— Exercise details —
Each line of the entries below that holds "cells" is needed, copied in full.

━━ Extracted records ━━

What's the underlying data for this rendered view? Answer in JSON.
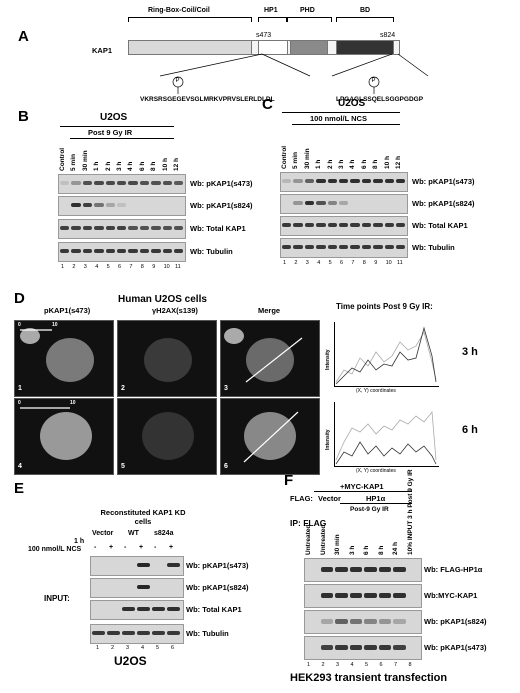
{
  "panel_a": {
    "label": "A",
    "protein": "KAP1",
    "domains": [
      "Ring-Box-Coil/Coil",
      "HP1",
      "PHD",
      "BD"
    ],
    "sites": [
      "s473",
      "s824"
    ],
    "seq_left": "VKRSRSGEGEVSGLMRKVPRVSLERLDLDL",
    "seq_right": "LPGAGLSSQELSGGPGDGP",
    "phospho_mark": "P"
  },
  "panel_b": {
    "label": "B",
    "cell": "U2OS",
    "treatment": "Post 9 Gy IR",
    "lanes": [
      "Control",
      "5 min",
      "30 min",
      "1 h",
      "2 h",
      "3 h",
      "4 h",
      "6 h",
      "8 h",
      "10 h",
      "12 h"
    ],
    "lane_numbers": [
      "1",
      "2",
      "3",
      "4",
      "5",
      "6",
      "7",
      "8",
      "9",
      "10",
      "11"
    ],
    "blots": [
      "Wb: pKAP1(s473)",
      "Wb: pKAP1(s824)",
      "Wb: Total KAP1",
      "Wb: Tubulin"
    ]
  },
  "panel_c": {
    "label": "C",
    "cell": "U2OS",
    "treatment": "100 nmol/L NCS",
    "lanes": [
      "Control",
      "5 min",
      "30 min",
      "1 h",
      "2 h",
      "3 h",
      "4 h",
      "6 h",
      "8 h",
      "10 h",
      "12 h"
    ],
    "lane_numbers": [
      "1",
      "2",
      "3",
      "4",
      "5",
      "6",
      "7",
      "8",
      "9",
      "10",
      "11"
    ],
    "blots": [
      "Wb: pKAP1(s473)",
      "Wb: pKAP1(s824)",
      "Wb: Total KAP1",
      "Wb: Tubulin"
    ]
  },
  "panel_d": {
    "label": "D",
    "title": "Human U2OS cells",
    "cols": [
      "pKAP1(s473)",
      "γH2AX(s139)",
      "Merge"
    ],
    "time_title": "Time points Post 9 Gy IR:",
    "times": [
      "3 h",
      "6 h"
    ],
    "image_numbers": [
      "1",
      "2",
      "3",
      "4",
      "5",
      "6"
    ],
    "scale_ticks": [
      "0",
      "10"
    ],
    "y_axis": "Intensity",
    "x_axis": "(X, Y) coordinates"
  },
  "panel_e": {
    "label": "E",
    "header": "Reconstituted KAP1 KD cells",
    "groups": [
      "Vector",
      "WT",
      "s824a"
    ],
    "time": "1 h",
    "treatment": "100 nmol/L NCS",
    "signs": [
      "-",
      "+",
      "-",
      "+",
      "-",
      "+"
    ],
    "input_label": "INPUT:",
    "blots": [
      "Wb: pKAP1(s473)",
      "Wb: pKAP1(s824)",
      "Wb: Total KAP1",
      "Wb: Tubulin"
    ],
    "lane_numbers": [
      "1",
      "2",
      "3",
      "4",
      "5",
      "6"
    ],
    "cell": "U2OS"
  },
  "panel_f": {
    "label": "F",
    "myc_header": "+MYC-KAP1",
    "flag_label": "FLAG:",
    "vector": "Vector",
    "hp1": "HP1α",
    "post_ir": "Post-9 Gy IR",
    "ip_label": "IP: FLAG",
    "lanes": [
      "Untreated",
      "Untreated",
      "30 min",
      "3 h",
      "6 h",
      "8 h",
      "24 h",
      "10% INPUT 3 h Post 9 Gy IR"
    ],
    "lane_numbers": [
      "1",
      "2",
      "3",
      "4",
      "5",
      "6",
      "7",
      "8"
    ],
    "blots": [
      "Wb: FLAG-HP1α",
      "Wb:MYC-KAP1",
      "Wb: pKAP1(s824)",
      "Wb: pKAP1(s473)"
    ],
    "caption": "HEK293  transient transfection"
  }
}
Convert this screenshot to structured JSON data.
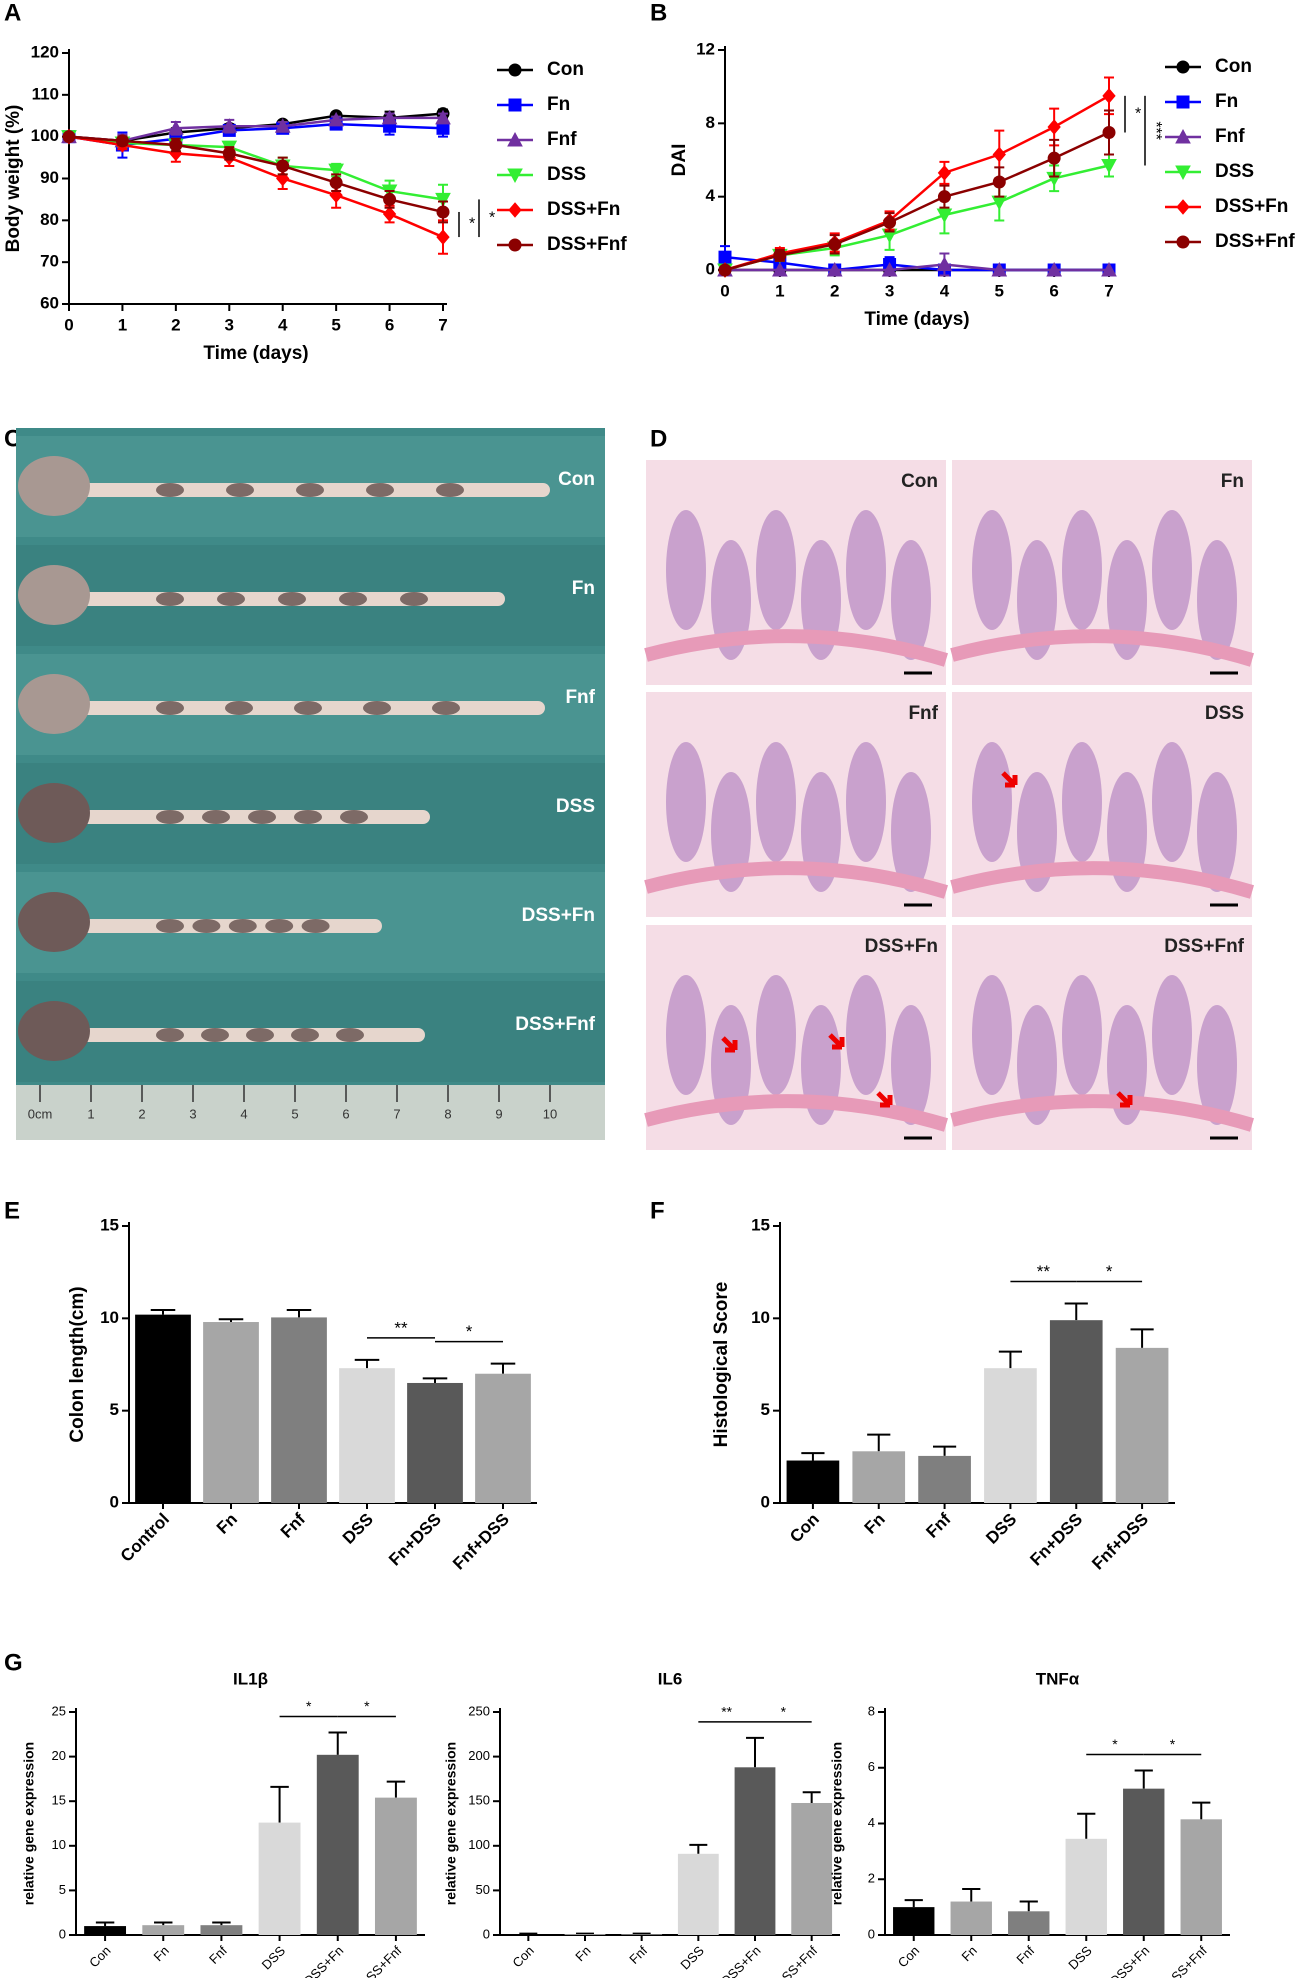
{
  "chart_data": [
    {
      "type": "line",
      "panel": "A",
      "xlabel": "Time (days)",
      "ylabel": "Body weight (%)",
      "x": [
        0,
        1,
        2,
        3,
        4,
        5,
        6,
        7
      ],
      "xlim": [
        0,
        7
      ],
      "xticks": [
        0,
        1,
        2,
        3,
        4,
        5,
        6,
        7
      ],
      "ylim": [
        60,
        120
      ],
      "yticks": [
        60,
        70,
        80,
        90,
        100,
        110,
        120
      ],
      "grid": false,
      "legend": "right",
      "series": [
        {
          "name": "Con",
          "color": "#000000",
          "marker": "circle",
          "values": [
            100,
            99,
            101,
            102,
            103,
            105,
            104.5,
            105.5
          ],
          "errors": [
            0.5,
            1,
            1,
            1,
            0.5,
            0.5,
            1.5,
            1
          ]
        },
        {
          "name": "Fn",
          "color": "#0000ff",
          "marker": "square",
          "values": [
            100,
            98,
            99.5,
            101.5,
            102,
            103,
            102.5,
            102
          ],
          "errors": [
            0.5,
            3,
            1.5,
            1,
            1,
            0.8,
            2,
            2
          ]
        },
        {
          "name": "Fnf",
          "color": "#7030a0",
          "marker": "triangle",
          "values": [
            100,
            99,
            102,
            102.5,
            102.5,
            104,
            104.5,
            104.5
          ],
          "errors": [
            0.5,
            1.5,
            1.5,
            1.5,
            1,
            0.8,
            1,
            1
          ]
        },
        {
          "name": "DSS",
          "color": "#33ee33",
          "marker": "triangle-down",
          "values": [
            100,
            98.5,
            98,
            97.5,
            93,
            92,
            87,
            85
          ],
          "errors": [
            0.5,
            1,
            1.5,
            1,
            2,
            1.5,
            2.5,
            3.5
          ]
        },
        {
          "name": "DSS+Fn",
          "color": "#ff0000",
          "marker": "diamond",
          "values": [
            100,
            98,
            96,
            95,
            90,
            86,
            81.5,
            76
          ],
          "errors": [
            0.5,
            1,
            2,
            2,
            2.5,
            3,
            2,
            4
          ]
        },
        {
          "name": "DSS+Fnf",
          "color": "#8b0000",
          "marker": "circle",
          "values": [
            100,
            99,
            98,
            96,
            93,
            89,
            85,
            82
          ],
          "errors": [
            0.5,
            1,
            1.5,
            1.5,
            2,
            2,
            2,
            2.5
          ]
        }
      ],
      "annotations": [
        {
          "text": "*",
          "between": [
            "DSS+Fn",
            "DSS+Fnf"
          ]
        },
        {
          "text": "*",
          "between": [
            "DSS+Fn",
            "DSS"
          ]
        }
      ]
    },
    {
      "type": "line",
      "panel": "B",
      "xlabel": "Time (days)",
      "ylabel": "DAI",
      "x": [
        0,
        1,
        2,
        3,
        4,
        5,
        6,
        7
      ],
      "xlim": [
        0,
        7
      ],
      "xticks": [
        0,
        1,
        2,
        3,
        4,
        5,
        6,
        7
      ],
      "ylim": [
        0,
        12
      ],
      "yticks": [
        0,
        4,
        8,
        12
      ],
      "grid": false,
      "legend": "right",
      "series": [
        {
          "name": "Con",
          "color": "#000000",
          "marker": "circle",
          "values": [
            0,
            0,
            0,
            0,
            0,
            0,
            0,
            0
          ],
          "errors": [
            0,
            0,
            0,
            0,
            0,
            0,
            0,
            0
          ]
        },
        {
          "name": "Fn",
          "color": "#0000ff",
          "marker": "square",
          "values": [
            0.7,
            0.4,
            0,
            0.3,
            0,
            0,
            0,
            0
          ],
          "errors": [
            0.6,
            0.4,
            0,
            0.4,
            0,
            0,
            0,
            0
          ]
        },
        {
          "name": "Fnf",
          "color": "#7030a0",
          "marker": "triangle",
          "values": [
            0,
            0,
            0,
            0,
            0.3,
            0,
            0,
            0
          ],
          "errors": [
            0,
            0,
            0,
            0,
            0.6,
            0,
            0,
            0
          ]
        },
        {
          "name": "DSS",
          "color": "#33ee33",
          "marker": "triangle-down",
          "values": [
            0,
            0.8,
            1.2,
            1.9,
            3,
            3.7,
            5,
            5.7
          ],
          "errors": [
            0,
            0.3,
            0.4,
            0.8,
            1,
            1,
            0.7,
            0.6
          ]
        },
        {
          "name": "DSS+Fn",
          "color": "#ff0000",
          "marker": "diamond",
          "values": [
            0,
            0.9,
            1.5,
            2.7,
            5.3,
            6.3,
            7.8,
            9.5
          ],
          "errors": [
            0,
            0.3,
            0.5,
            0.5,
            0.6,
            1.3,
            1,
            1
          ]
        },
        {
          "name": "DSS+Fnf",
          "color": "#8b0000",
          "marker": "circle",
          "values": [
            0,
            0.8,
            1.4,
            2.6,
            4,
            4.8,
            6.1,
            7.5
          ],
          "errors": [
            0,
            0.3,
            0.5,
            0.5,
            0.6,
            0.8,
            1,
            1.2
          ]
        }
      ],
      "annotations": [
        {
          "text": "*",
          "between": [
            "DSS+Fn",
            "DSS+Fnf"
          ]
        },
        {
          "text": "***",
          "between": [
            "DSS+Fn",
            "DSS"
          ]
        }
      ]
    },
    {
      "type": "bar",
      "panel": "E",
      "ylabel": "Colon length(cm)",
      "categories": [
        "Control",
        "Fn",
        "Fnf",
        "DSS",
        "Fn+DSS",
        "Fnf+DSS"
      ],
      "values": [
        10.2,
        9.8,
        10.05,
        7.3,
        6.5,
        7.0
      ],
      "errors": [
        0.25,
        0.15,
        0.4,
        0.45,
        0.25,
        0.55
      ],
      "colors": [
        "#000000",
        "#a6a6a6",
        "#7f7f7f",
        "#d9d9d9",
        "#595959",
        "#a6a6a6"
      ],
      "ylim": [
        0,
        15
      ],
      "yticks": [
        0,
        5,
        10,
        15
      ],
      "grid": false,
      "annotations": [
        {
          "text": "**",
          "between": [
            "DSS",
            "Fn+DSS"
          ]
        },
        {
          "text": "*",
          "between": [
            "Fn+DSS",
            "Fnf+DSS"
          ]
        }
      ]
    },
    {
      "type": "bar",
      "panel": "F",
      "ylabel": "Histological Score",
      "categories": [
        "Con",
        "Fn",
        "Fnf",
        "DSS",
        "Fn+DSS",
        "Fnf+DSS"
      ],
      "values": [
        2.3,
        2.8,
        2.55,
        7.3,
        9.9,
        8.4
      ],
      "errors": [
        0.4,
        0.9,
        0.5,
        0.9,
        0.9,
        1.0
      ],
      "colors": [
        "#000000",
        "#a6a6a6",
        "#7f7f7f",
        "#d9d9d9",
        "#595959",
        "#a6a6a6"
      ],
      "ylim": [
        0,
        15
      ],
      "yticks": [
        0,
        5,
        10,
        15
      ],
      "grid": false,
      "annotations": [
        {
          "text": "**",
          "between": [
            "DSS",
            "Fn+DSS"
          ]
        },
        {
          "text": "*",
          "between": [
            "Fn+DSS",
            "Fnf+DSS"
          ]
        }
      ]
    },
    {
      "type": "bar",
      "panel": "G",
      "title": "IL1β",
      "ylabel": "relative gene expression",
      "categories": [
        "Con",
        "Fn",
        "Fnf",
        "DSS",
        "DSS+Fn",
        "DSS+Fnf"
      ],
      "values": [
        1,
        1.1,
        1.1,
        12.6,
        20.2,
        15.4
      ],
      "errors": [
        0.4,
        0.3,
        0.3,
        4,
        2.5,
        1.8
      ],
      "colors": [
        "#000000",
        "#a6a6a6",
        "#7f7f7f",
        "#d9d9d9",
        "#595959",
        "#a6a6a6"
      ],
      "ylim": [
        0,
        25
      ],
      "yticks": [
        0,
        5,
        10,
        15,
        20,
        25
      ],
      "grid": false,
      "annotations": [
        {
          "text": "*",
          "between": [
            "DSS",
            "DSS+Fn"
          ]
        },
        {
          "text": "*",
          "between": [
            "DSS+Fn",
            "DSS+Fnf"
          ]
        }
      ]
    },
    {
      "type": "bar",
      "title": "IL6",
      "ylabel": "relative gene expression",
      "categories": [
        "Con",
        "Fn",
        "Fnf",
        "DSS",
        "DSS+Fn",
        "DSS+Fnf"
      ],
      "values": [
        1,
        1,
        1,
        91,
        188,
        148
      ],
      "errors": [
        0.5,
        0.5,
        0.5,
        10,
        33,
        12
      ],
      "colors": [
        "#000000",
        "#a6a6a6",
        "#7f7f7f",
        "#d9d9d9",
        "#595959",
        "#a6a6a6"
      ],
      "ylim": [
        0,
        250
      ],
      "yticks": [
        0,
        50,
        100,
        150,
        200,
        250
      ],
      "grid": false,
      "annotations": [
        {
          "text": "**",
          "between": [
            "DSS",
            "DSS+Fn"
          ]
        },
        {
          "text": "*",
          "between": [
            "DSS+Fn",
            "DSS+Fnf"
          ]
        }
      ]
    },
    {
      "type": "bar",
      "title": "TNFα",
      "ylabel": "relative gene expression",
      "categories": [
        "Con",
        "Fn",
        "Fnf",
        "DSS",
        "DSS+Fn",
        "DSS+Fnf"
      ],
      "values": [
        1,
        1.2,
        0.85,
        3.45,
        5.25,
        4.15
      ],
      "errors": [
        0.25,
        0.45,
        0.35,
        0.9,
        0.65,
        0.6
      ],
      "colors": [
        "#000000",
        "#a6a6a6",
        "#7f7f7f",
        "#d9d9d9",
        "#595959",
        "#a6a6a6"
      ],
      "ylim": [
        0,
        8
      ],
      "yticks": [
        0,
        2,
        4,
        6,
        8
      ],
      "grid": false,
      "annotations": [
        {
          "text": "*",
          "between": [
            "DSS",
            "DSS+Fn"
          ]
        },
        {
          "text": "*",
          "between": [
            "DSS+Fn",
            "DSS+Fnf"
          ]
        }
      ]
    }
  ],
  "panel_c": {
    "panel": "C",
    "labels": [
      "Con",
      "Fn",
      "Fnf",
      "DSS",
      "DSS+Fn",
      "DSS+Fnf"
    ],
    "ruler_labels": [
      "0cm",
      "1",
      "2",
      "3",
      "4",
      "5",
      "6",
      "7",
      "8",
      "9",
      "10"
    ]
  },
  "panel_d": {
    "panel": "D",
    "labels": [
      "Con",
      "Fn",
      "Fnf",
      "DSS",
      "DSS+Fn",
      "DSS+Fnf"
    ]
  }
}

━━━

— Your solution —
    "title": "Human U2OS cells",
    "header": "Reconstituted KAP1 KD cells",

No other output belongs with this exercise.